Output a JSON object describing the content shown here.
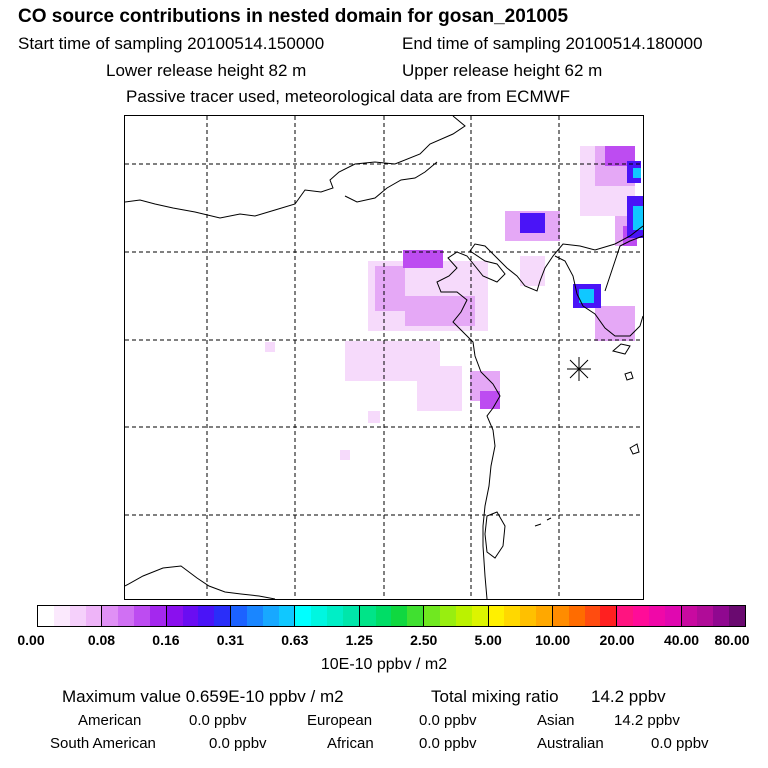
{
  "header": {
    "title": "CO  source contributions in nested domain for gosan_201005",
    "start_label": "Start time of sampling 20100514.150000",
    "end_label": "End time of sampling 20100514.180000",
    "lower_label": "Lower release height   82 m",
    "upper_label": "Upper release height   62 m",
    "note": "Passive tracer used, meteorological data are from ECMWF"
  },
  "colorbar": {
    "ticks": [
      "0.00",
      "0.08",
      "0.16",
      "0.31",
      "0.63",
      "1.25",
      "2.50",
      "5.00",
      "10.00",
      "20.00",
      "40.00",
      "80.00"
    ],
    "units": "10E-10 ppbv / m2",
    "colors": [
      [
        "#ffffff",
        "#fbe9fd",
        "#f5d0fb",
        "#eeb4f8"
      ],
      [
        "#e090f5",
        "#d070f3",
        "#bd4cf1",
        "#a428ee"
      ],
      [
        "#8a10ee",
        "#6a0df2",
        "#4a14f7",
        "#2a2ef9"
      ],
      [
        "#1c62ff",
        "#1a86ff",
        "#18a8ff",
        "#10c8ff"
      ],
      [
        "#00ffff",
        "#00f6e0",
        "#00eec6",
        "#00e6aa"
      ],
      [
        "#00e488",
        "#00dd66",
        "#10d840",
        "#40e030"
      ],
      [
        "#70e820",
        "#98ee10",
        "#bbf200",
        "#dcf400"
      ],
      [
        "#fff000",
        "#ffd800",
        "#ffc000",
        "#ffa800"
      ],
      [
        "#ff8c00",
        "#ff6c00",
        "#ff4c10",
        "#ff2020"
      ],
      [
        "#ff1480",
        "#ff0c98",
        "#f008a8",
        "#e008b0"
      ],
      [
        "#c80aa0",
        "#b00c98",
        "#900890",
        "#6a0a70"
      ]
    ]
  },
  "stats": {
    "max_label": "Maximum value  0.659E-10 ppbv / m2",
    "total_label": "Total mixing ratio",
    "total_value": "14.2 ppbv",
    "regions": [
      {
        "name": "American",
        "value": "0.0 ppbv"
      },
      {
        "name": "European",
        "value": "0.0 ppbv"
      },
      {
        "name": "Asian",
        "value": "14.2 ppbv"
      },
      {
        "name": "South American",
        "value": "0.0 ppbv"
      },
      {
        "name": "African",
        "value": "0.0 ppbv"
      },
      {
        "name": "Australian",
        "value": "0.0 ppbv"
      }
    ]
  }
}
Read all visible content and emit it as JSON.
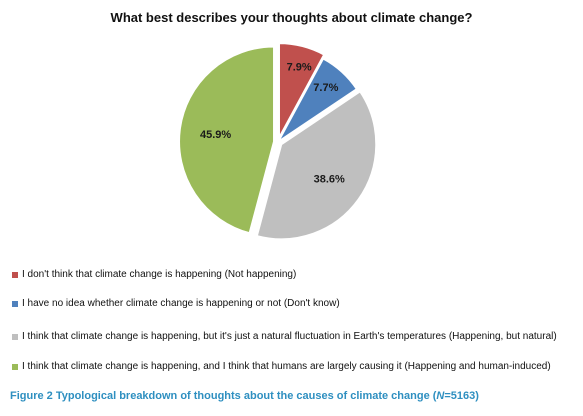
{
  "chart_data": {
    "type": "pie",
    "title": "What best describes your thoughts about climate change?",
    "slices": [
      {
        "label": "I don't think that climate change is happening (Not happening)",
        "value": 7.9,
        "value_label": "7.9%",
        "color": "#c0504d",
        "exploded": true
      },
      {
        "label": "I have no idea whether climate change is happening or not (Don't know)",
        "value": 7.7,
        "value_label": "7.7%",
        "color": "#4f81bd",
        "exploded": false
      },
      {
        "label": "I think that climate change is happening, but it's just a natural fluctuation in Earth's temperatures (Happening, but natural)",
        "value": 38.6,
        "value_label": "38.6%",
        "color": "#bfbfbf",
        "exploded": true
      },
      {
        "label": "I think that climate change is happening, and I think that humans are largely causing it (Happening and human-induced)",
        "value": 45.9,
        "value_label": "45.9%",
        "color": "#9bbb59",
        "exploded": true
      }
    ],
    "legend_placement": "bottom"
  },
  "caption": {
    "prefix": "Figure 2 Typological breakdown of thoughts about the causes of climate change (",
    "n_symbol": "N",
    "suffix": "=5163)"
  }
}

____________________

**What the task requires:** Show every line of the listing in which the string "height" can be found.

**Solution to this problem:**
    "lower_label": "Lower release height   82 m",
    "upper_label": "Upper release height   62 m",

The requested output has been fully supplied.